■ **STATED EXERCISE**
Word for word, copy all the data and drop the pictures.

■ **MATERIAL FOR THE TASK**
** Start **

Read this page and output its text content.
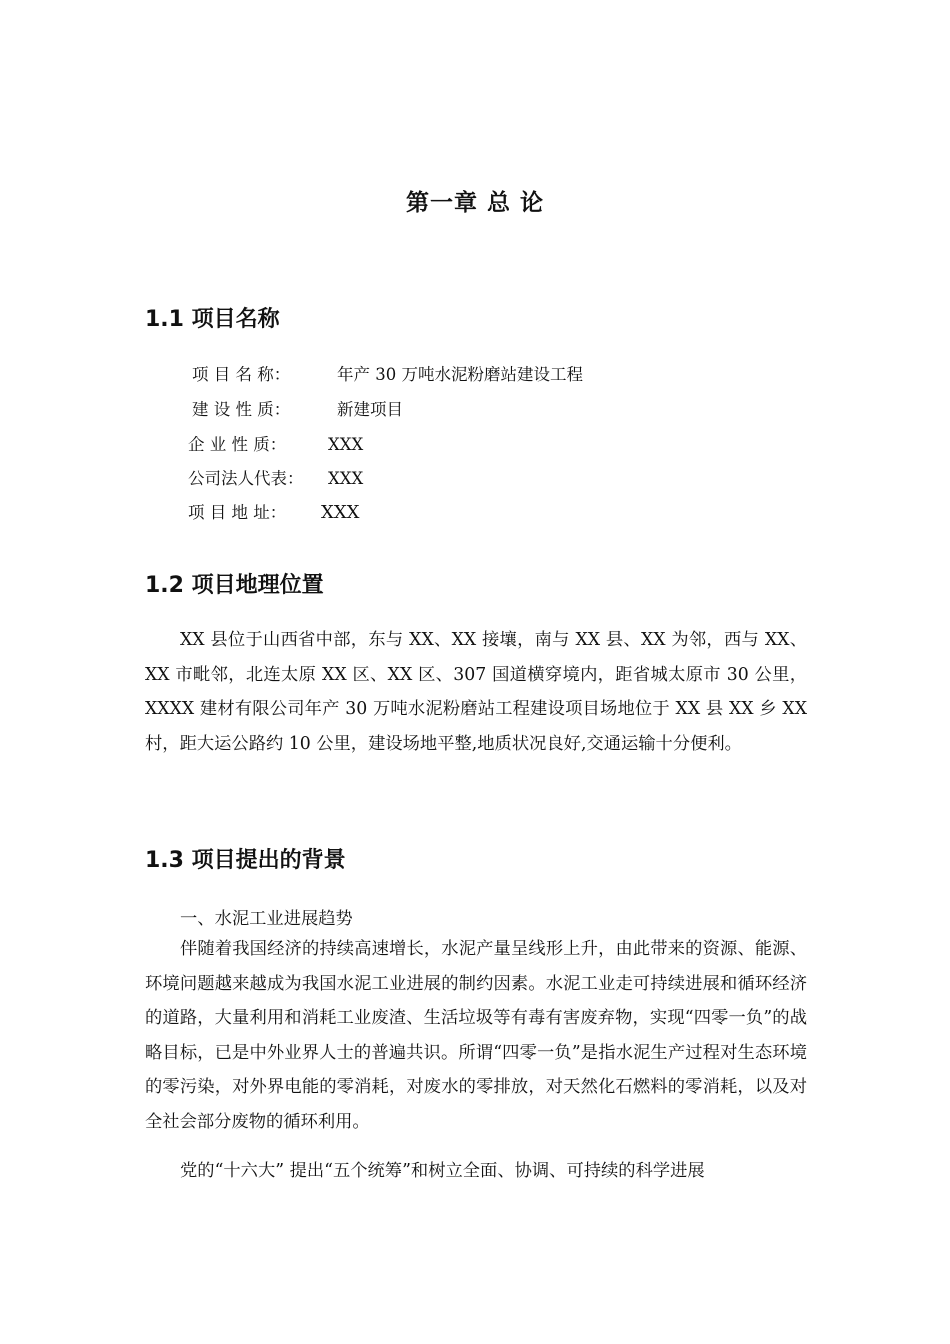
第一章 总 论
1.1 项目名称
项 目 名 称：	年产 30 万吨水泥粉磨站建设工程
建 设 性 质：	新建项目
企 业 性 质：	XXX
公司法人代表： XXX
项 目 地 址： XXX
1.2 项目地理位置

XX 县位于山西省中部，东与 XX、XX 接壤，南与 XX 县、XX 为邻，西与 XX、XX 市毗邻，北连太原 XX 区、XX 区、307 国道横穿境内，距省城太原市 30 公里，XXXX 建材有限公司年产 30 万吨水泥粉磨站工程建设项目场地位于 XX 县 XX 乡 XX 村，距大运公路约 10 公里，建设场地平整,地质状况良好,交通运输十分便利。

1.3 项目提出的背景

一、水泥工业进展趋势

伴随着我国经济的持续高速增长，水泥产量呈线形上升，由此带来的资源、能源、环境问题越来越成为我国水泥工业进展的制约因素。水泥工业走可持续进展和循环经济的道路，大量利用和消耗工业废渣、生活垃圾等有毒有害废弃物，实现“四零一负”的战略目标，已是中外业界人士的普遍共识。所谓“四零一负”是指水泥生产过程对生态环境的零污染，对外界电能的零消耗，对废水的零排放，对天然化石燃料的零消耗，以及对全社会部分废物的循环利用。

党的“十六大” 提出“五个统筹”和树立全面、协调、可持续的科学进展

** End **

■ **RESULT FOR THIS EXERCISE**
Read this page and output its text content.
第一章 总 论
1.1 项目名称
项 目 名 称：	年产 30 万吨水泥粉磨站建设工程
建 设 性 质：	新建项目
企 业 性 质：	XXX
公司法人代表： XXX
项 目 地 址： XXX
1.2 项目地理位置

XX 县位于山西省中部，东与 XX、XX 接壤，南与 XX 县、XX 为邻，西与 XX、XX 市毗邻，北连太原 XX 区、XX 区、307 国道横穿境内，距省城太原市 30 公里，XXXX 建材有限公司年产 30 万吨水泥粉磨站工程建设项目场地位于 XX 县 XX 乡 XX 村，距大运公路约 10 公里，建设场地平整,地质状况良好,交通运输十分便利。

1.3 项目提出的背景

一、水泥工业进展趋势

伴随着我国经济的持续高速增长，水泥产量呈线形上升，由此带来的资源、能源、环境问题越来越成为我国水泥工业进展的制约因素。水泥工业走可持续进展和循环经济的道路，大量利用和消耗工业废渣、生活垃圾等有毒有害废弃物，实现“四零一负”的战略目标，已是中外业界人士的普遍共识。所谓“四零一负”是指水泥生产过程对生态环境的零污染，对外界电能的零消耗，对废水的零排放，对天然化石燃料的零消耗，以及对全社会部分废物的循环利用。

党的“十六大” 提出“五个统筹”和树立全面、协调、可持续的科学进展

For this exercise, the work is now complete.